::: DATASET ROWS :::
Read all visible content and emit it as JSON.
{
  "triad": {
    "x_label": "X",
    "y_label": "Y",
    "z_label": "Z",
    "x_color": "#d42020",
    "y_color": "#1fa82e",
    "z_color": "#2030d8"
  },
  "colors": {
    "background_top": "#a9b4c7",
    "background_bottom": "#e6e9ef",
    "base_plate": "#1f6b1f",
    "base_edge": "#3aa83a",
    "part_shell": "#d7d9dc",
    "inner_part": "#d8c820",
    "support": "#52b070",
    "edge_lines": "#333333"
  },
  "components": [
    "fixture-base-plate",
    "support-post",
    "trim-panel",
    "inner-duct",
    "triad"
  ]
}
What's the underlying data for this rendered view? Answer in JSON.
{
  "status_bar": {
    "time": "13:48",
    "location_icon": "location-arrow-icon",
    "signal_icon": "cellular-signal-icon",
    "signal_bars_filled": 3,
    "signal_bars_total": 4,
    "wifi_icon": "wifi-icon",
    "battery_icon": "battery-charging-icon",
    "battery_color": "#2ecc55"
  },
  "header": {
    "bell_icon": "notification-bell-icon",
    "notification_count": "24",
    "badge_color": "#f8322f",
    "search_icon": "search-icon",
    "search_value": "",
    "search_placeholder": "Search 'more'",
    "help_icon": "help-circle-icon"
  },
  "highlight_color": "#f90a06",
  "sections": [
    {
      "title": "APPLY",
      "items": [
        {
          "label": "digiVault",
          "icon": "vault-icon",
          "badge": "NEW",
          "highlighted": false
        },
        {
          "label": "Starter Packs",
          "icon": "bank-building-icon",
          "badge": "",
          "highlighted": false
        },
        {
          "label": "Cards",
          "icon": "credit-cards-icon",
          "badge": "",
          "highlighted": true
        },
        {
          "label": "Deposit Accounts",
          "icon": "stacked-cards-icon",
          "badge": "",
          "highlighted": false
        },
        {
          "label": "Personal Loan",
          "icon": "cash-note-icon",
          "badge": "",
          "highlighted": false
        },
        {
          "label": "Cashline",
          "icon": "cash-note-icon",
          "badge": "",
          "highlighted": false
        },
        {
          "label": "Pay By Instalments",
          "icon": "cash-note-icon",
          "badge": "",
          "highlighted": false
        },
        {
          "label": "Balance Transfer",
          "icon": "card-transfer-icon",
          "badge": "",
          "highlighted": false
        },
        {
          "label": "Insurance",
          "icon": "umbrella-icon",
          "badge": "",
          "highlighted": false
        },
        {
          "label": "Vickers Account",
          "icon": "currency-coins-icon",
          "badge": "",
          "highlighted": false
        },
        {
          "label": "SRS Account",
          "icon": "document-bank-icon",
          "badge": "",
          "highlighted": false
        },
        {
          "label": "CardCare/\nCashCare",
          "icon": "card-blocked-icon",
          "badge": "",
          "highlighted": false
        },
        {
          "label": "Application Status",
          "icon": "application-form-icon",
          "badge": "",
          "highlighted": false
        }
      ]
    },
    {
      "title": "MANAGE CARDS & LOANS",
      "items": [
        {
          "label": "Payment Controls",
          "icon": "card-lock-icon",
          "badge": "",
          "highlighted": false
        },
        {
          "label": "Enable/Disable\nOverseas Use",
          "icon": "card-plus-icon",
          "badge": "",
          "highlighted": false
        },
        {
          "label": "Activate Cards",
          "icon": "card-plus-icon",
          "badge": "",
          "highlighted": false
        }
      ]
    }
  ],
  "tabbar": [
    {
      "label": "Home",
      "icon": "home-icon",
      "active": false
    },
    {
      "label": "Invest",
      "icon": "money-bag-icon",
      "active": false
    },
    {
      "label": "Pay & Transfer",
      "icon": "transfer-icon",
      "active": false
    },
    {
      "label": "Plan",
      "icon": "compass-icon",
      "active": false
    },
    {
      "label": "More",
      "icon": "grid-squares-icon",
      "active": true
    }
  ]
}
:::
• **INSTRUCTIONS FOR THE TASK**
Transcribe the entire listing above precisely.

• **FINISHED ANSWER**
Read all visible content and emit it as JSON.
{
  "triad": {
    "x_label": "X",
    "y_label": "Y",
    "z_label": "Z",
    "x_color": "#d42020",
    "y_color": "#1fa82e",
    "z_color": "#2030d8"
  },
  "colors": {
    "background_top": "#a9b4c7",
    "background_bottom": "#e6e9ef",
    "base_plate": "#1f6b1f",
    "base_edge": "#3aa83a",
    "part_shell": "#d7d9dc",
    "inner_part": "#d8c820",
    "support": "#52b070",
    "edge_lines": "#333333"
  },
  "components": [
    "fixture-base-plate",
    "support-post",
    "trim-panel",
    "inner-duct",
    "triad"
  ]
}
What's the underlying data for this rendered view? Answer in JSON.
{
  "status_bar": {
    "time": "13:48",
    "location_icon": "location-arrow-icon",
    "signal_icon": "cellular-signal-icon",
    "signal_bars_filled": 3,
    "signal_bars_total": 4,
    "wifi_icon": "wifi-icon",
    "battery_icon": "battery-charging-icon",
    "battery_color": "#2ecc55"
  },
  "header": {
    "bell_icon": "notification-bell-icon",
    "notification_count": "24",
    "badge_color": "#f8322f",
    "search_icon": "search-icon",
    "search_value": "",
    "search_placeholder": "Search 'more'",
    "help_icon": "help-circle-icon"
  },
  "highlight_color": "#f90a06",
  "sections": [
    {
      "title": "APPLY",
      "items": [
        {
          "label": "digiVault",
          "icon": "vault-icon",
          "badge": "NEW",
          "highlighted": false
        },
        {
          "label": "Starter Packs",
          "icon": "bank-building-icon",
          "badge": "",
          "highlighted": false
        },
        {
          "label": "Cards",
          "icon": "credit-cards-icon",
          "badge": "",
          "highlighted": true
        },
        {
          "label": "Deposit Accounts",
          "icon": "stacked-cards-icon",
          "badge": "",
          "highlighted": false
        },
        {
          "label": "Personal Loan",
          "icon": "cash-note-icon",
          "badge": "",
          "highlighted": false
        },
        {
          "label": "Cashline",
          "icon": "cash-note-icon",
          "badge": "",
          "highlighted": false
        },
        {
          "label": "Pay By Instalments",
          "icon": "cash-note-icon",
          "badge": "",
          "highlighted": false
        },
        {
          "label": "Balance Transfer",
          "icon": "card-transfer-icon",
          "badge": "",
          "highlighted": false
        },
        {
          "label": "Insurance",
          "icon": "umbrella-icon",
          "badge": "",
          "highlighted": false
        },
        {
          "label": "Vickers Account",
          "icon": "currency-coins-icon",
          "badge": "",
          "highlighted": false
        },
        {
          "label": "SRS Account",
          "icon": "document-bank-icon",
          "badge": "",
          "highlighted": false
        },
        {
          "label": "CardCare/\nCashCare",
          "icon": "card-blocked-icon",
          "badge": "",
          "highlighted": false
        },
        {
          "label": "Application Status",
          "icon": "application-form-icon",
          "badge": "",
          "highlighted": false
        }
      ]
    },
    {
      "title": "MANAGE CARDS & LOANS",
      "items": [
        {
          "label": "Payment Controls",
          "icon": "card-lock-icon",
          "badge": "",
          "highlighted": false
        },
        {
          "label": "Enable/Disable\nOverseas Use",
          "icon": "card-plus-icon",
          "badge": "",
          "highlighted": false
        },
        {
          "label": "Activate Cards",
          "icon": "card-plus-icon",
          "badge": "",
          "highlighted": false
        }
      ]
    }
  ],
  "tabbar": [
    {
      "label": "Home",
      "icon": "home-icon",
      "active": false
    },
    {
      "label": "Invest",
      "icon": "money-bag-icon",
      "active": false
    },
    {
      "label": "Pay & Transfer",
      "icon": "transfer-icon",
      "active": false
    },
    {
      "label": "Plan",
      "icon": "compass-icon",
      "active": false
    },
    {
      "label": "More",
      "icon": "grid-squares-icon",
      "active": true
    }
  ]
}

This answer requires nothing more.